■ **EXTRACTED INFORMATION**:
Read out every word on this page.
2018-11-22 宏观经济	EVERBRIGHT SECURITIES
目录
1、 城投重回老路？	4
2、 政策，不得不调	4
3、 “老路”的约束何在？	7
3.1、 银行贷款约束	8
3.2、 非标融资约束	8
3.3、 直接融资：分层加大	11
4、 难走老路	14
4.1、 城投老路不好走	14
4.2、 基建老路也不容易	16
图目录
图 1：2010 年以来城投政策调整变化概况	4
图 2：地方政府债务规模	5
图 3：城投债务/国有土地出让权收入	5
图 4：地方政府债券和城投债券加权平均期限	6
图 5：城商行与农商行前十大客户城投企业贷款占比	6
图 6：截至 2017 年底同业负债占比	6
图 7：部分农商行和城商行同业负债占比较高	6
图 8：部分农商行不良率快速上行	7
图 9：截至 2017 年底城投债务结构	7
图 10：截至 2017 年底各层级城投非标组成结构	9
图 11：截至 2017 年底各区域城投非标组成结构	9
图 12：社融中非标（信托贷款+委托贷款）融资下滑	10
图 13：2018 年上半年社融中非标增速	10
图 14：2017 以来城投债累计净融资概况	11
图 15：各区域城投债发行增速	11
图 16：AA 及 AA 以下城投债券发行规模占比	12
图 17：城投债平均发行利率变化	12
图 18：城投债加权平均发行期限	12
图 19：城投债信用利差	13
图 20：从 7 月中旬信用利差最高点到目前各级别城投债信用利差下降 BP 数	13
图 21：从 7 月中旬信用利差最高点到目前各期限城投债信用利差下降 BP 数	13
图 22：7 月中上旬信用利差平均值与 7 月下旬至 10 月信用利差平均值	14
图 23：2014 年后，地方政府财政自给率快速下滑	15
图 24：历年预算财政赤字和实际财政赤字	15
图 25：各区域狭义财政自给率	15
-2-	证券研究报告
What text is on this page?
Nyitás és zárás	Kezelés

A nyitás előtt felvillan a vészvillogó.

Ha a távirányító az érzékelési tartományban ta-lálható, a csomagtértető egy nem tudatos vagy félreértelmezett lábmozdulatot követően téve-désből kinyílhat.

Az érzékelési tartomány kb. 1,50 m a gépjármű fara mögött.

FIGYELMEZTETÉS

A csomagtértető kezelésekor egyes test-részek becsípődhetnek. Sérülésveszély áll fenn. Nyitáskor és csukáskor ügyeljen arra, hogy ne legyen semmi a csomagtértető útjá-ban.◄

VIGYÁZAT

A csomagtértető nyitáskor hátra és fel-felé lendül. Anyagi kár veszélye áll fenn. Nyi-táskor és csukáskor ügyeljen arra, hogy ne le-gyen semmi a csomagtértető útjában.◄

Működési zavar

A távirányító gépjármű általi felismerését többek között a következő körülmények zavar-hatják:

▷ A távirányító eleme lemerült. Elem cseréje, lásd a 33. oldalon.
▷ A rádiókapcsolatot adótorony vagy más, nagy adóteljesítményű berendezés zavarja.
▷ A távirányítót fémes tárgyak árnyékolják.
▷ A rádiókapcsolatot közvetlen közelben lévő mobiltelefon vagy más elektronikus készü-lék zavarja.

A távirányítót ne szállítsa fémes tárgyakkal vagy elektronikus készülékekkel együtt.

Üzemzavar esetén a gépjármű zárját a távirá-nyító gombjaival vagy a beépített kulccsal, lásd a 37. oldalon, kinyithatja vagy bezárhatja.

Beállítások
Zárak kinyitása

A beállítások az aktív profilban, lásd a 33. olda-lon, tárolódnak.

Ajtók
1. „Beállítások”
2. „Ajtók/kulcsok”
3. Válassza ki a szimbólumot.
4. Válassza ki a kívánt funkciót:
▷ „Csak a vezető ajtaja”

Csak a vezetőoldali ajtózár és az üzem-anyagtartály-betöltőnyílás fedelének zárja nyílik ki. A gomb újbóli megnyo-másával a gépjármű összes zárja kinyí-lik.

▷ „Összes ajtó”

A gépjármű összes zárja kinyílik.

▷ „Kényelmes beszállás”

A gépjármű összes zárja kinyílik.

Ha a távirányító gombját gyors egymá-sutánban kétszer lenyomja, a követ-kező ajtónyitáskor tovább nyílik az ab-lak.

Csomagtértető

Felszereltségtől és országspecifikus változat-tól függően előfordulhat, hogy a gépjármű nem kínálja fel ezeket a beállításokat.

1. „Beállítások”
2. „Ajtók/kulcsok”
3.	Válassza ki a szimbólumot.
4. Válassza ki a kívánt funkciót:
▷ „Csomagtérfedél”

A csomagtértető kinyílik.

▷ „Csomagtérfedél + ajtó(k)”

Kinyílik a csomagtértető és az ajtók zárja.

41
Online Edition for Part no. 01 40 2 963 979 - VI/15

■ **REQUIRED TASK**: From the data above, gather every line that includes the word "arra".

■ **SOLUTION TO THIS PROBLEM**:
A csomagtértető kezelésekor egyes test-részek becsípődhetnek. Sérülésveszély áll fenn. Nyitáskor és csukáskor ügyeljen arra, hogy ne legyen semmi a csomagtértető útjá-ban.◄
A csomagtértető nyitáskor hátra és fel-felé lendül. Anyagi kár veszélye áll fenn. Nyi-táskor és csukáskor ügyeljen arra, hogy ne le-gyen semmi a csomagtértető útjában.◄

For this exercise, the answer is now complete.